[Provided passage]
•••••

South Africans are taking note of what the Labour government of the south-eastern Australian state of Victoria is doing with its $2-million Victorian Hydrogen Investment Program, which was announced by the Minister for Energy, Environment and Climate Change, Lily D’Ambrosio, to help boost local jobs in Victoria and to tackle climate change.

“We’re investing in this emerging industry so that Victoria is at the forefront of the transition to clean energy,” D’Ambrosio has told the media Down Under.

South African platinum mining companies are also putting more emphasis on market demand, which was exemplified by the analyst visit to China, hosted by Anglo American Platinum. This showed that the Asian country’s incipient hydrogen fuel cell industry is gaining traction, with government subsidies encouraging the uptake of hydrogen vehicles to cut pollution.

•••••

[Recorded information]
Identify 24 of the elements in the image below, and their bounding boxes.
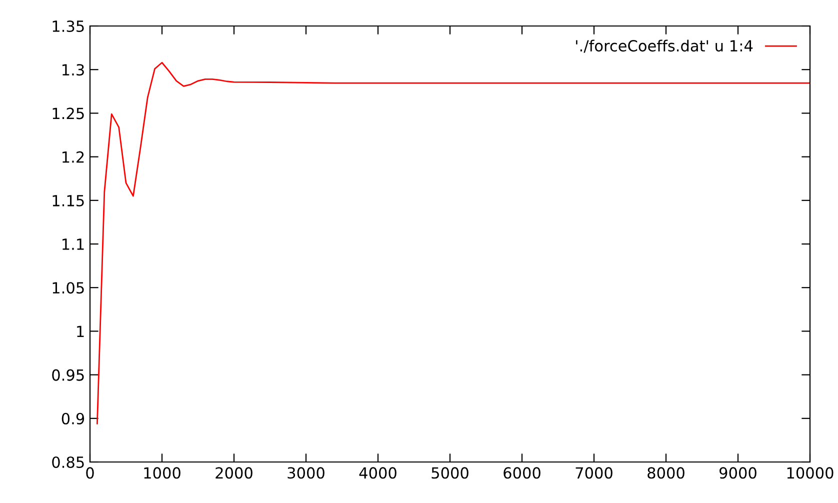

•••••

[What you should do] Rewrite the paragraph starting "South African platinum mining companies" from the hydrogen text above as a short bulleted list, keeping its main facts.

[Answer below]
- South African platinum mining companies are focusing more on market demand.
- An analyst visit to China, hosted by Anglo American Platinum, is an example of this.
- The visit showed that China's young hydrogen fuel cell industry is gaining traction.
- Government subsidies there encourage people to take up hydrogen vehicles to cut pollution.